RECORD SET.
○ ○ ○ ○ ○

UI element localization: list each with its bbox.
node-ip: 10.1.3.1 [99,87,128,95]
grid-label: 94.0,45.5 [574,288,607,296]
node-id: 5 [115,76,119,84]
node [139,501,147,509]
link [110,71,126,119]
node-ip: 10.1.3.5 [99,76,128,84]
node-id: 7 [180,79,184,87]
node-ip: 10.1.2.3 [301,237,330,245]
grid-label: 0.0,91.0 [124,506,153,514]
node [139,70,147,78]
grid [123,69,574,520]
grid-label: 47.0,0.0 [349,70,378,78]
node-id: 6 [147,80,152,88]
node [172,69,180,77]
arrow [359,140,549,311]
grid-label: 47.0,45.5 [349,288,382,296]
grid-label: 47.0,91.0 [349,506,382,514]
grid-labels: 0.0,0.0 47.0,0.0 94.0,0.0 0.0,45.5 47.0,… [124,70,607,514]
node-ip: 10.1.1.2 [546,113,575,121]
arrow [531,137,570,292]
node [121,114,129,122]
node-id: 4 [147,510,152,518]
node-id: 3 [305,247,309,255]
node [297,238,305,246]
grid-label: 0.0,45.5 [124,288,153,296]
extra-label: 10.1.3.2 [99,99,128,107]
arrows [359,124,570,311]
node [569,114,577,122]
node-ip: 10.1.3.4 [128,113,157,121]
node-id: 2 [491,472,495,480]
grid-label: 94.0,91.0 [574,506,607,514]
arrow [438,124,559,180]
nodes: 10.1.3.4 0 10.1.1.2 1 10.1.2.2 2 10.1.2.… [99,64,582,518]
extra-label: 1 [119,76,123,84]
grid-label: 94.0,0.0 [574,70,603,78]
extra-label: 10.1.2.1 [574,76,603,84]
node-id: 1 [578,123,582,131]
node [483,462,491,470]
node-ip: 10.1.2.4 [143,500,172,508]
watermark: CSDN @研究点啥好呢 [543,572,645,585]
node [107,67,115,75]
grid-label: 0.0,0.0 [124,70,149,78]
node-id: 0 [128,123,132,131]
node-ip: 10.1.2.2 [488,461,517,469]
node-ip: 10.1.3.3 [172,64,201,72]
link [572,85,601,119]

○ ○ ○ ○ ○

WRITTEN EXERCISE. Retype every line of the listing above exactly, from the first line to the last.

SOLUTION FOR THIS EXERCISE.
UI element localization: list each with its bbox.
node-ip: 10.1.3.1 [99,87,128,95]
grid-label: 94.0,45.5 [574,288,607,296]
node-id: 5 [115,76,119,84]
node [139,501,147,509]
link [110,71,126,119]
node-ip: 10.1.3.5 [99,76,128,84]
node-id: 7 [180,79,184,87]
node-ip: 10.1.2.3 [301,237,330,245]
grid-label: 0.0,91.0 [124,506,153,514]
node [139,70,147,78]
grid [123,69,574,520]
grid-label: 47.0,0.0 [349,70,378,78]
node-id: 6 [147,80,152,88]
node [172,69,180,77]
arrow [359,140,549,311]
grid-label: 47.0,45.5 [349,288,382,296]
grid-label: 47.0,91.0 [349,506,382,514]
grid-labels: 0.0,0.0 47.0,0.0 94.0,0.0 0.0,45.5 47.0,… [124,70,607,514]
node-ip: 10.1.1.2 [546,113,575,121]
arrow [531,137,570,292]
node [121,114,129,122]
node-id: 4 [147,510,152,518]
node-id: 3 [305,247,309,255]
node [297,238,305,246]
grid-label: 0.0,45.5 [124,288,153,296]
extra-label: 10.1.3.2 [99,99,128,107]
arrows [359,124,570,311]
node [569,114,577,122]
node-ip: 10.1.3.4 [128,113,157,121]
node-id: 2 [491,472,495,480]
grid-label: 94.0,91.0 [574,506,607,514]
arrow [438,124,559,180]
nodes: 10.1.3.4 0 10.1.1.2 1 10.1.2.2 2 10.1.2.… [99,64,582,518]
extra-label: 1 [119,76,123,84]
grid-label: 94.0,0.0 [574,70,603,78]
extra-label: 10.1.2.1 [574,76,603,84]
node-id: 1 [578,123,582,131]
node [483,462,491,470]
node-ip: 10.1.2.4 [143,500,172,508]
watermark: CSDN @研究点啥好呢 [543,572,645,585]
node [107,67,115,75]
grid-label: 0.0,0.0 [124,70,149,78]
node-id: 0 [128,123,132,131]
node-ip: 10.1.2.2 [488,461,517,469]
node-ip: 10.1.3.3 [172,64,201,72]
link [572,85,601,119]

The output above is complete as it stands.